TO BE DONE:
In the records below, count every line containing "text". Reply with the number only.
________________________________________
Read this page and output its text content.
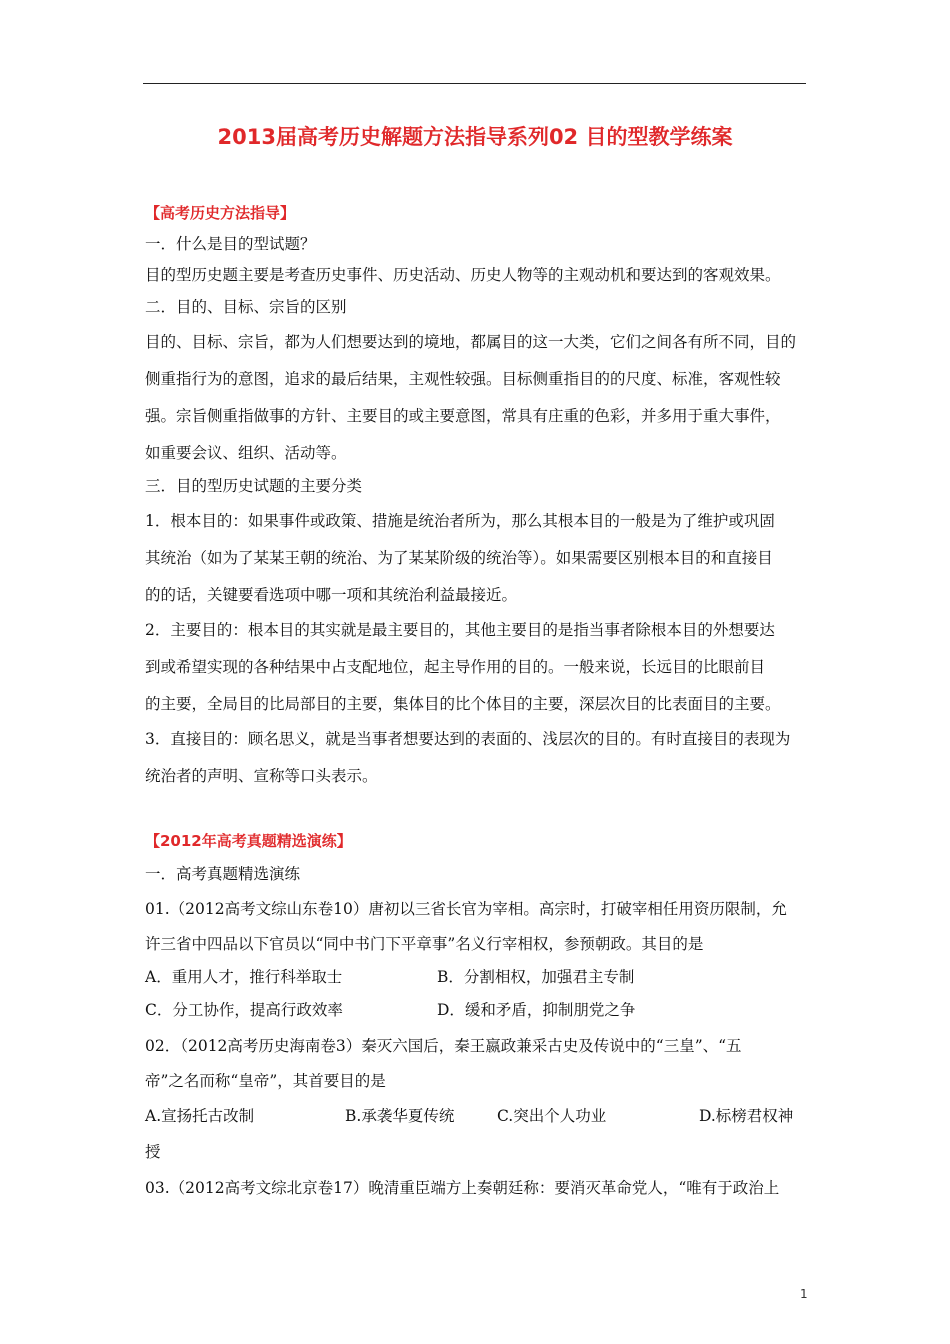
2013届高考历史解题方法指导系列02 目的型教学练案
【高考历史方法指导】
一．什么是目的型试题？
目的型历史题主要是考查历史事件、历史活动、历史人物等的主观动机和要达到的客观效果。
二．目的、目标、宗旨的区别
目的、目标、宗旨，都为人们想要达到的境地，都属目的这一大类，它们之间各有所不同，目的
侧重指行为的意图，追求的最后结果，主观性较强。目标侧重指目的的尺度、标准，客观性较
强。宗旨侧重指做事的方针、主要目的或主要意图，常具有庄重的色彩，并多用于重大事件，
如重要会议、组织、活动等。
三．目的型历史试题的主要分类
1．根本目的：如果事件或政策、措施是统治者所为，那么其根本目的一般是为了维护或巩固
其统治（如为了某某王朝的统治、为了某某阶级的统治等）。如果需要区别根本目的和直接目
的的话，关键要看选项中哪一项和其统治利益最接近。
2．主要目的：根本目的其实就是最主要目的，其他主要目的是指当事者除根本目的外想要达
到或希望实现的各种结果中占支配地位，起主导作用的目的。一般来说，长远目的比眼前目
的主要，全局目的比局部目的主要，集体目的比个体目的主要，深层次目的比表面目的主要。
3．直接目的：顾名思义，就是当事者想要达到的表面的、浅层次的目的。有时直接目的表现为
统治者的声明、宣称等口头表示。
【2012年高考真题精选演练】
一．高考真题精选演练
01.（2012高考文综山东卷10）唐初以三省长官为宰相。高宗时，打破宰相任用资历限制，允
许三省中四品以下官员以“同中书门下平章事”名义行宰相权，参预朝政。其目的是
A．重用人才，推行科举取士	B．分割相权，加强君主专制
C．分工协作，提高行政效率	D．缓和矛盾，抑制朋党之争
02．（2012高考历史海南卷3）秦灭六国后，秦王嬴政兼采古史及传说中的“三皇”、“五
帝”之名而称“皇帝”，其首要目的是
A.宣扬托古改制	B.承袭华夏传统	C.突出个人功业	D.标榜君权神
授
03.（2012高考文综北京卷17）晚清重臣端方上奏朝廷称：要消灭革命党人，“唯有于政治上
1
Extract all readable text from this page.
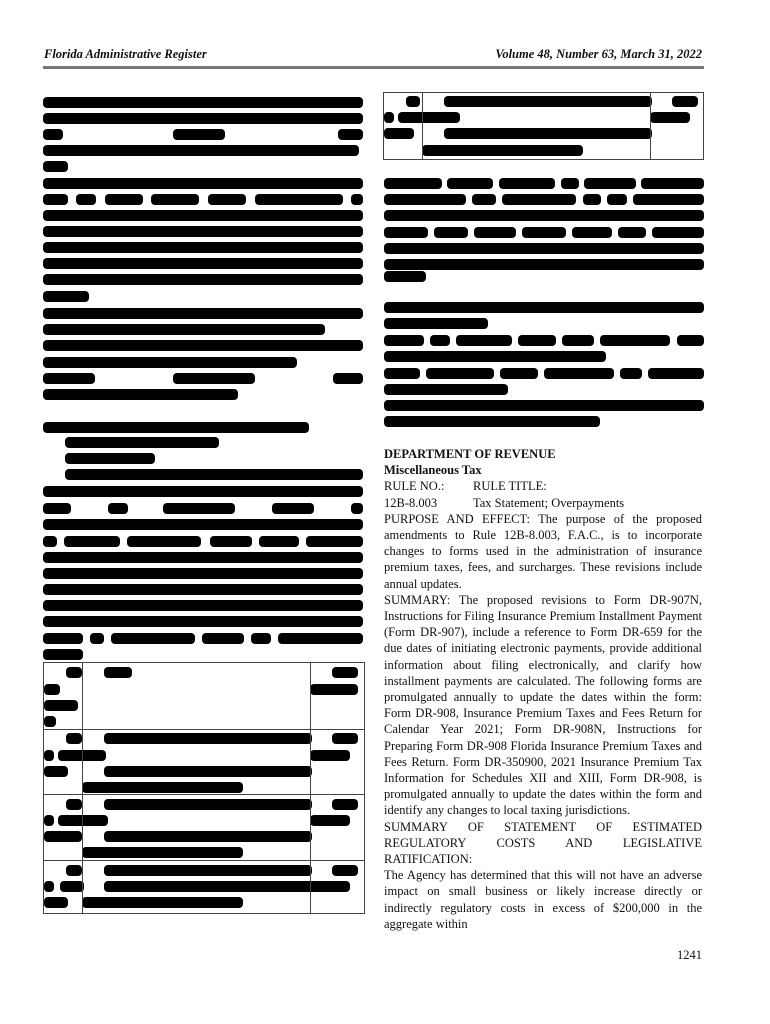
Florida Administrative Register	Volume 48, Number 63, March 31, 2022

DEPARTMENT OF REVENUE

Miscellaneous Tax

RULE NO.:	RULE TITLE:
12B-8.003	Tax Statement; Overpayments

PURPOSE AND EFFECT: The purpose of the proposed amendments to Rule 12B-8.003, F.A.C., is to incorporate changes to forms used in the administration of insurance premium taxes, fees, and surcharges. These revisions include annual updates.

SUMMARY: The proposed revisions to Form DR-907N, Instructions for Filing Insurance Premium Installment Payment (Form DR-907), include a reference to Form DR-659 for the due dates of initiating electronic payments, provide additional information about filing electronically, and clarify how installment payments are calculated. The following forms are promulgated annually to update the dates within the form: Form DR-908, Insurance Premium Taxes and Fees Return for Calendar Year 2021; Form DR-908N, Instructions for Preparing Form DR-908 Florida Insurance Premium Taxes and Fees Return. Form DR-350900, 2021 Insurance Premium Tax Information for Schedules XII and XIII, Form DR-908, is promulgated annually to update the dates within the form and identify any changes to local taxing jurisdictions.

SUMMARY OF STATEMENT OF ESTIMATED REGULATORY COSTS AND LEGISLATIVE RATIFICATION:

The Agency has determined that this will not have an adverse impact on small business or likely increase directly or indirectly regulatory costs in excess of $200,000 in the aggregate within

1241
________________________________________
OUTPUT BELOW:
2